_Dataset records_:
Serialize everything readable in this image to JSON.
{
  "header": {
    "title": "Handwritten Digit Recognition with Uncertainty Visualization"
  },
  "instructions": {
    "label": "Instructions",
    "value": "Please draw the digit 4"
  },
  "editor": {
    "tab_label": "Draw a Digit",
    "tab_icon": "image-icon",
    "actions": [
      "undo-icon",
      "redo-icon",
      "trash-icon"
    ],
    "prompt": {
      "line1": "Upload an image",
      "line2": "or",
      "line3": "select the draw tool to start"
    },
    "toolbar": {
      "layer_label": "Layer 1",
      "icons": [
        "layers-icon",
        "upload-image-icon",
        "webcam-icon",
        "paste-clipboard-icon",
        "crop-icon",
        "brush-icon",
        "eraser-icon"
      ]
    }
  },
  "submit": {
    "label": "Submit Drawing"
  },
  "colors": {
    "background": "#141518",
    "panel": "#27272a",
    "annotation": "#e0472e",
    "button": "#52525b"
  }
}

_What is asked_: Look through the data above. Each line containing the word "image" needs to be copied.

_Result_:
Serialize everything readable in this image to JSON.
    "tab_icon": "image-icon",
      "line1": "Upload an image",
        "upload-image-icon",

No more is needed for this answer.